* Start *

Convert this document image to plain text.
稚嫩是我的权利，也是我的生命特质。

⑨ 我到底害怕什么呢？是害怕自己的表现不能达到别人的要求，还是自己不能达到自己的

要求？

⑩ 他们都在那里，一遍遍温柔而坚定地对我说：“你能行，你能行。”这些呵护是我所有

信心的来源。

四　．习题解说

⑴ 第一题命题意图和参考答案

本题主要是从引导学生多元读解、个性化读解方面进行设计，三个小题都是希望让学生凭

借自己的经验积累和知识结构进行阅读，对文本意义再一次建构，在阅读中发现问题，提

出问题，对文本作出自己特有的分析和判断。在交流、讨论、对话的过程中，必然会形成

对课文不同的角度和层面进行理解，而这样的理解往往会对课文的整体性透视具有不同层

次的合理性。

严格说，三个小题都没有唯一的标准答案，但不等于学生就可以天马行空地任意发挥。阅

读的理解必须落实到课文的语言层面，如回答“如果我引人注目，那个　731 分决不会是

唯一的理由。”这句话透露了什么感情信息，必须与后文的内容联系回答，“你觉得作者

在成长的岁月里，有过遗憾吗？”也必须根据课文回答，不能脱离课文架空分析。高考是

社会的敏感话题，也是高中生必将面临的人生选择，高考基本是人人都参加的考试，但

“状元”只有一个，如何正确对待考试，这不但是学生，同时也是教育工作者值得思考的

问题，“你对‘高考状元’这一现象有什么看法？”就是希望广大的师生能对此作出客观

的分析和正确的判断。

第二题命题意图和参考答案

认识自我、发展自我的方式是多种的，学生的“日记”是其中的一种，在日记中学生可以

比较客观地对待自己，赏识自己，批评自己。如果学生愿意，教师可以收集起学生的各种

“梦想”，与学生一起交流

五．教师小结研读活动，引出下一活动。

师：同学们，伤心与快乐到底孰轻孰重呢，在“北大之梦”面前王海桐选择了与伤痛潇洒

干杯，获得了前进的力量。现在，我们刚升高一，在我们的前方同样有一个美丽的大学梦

* End *

> TASK OBJECTIVE: Produce an exact copy of every entry above.

> SOLUTION TO THE PROBLEM:
Convert this document image to plain text.
稚嫩是我的权利，也是我的生命特质。

⑨ 我到底害怕什么呢？是害怕自己的表现不能达到别人的要求，还是自己不能达到自己的

要求？

⑩ 他们都在那里，一遍遍温柔而坚定地对我说：“你能行，你能行。”这些呵护是我所有

信心的来源。

四　．习题解说

⑴ 第一题命题意图和参考答案

本题主要是从引导学生多元读解、个性化读解方面进行设计，三个小题都是希望让学生凭

借自己的经验积累和知识结构进行阅读，对文本意义再一次建构，在阅读中发现问题，提

出问题，对文本作出自己特有的分析和判断。在交流、讨论、对话的过程中，必然会形成

对课文不同的角度和层面进行理解，而这样的理解往往会对课文的整体性透视具有不同层

次的合理性。

严格说，三个小题都没有唯一的标准答案，但不等于学生就可以天马行空地任意发挥。阅

读的理解必须落实到课文的语言层面，如回答“如果我引人注目，那个　731 分决不会是

唯一的理由。”这句话透露了什么感情信息，必须与后文的内容联系回答，“你觉得作者

在成长的岁月里，有过遗憾吗？”也必须根据课文回答，不能脱离课文架空分析。高考是

社会的敏感话题，也是高中生必将面临的人生选择，高考基本是人人都参加的考试，但

“状元”只有一个，如何正确对待考试，这不但是学生，同时也是教育工作者值得思考的

问题，“你对‘高考状元’这一现象有什么看法？”就是希望广大的师生能对此作出客观

的分析和正确的判断。

第二题命题意图和参考答案

认识自我、发展自我的方式是多种的，学生的“日记”是其中的一种，在日记中学生可以

比较客观地对待自己，赏识自己，批评自己。如果学生愿意，教师可以收集起学生的各种

“梦想”，与学生一起交流

五．教师小结研读活动，引出下一活动。

师：同学们，伤心与快乐到底孰轻孰重呢，在“北大之梦”面前王海桐选择了与伤痛潇洒

干杯，获得了前进的力量。现在，我们刚升高一，在我们的前方同样有一个美丽的大学梦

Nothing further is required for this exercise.